[Source records]
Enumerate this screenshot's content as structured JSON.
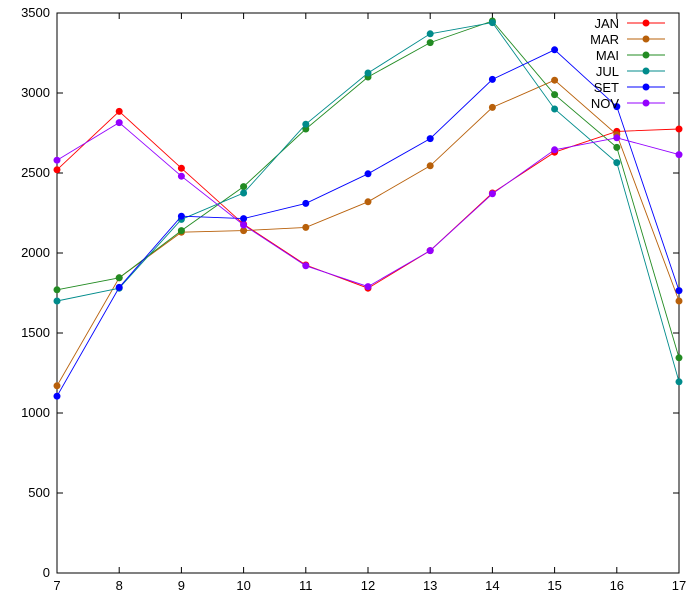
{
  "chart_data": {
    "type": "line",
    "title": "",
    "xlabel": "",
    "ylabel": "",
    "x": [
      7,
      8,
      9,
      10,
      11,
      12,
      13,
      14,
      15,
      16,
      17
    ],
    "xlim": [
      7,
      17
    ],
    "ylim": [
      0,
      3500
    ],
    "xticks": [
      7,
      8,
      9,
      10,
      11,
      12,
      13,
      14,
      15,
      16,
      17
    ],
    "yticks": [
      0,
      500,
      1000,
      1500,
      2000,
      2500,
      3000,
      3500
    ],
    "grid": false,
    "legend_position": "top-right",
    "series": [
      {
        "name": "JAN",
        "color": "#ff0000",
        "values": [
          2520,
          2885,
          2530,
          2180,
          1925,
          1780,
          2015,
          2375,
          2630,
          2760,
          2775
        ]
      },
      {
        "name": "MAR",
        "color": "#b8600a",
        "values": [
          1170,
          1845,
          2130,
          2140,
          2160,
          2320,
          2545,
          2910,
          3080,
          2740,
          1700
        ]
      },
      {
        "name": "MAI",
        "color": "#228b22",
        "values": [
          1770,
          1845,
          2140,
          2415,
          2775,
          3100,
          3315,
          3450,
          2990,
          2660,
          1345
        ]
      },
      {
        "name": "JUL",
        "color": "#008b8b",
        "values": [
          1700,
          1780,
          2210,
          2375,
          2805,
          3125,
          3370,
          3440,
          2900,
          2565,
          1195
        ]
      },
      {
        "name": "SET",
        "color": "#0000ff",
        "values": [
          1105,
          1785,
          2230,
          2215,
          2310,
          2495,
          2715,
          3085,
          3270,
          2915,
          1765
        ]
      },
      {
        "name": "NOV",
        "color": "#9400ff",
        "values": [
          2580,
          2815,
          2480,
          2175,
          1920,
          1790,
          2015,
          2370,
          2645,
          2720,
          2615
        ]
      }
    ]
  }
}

◆ **EXERCISE BRIEF**
From the listing above, pick out each line where the word "name" appears.

◆ **PROBLEM SOLUTION**
        "name": "JAN",
        "name": "MAR",
        "name": "MAI",
        "name": "JUL",
        "name": "SET",
        "name": "NOV",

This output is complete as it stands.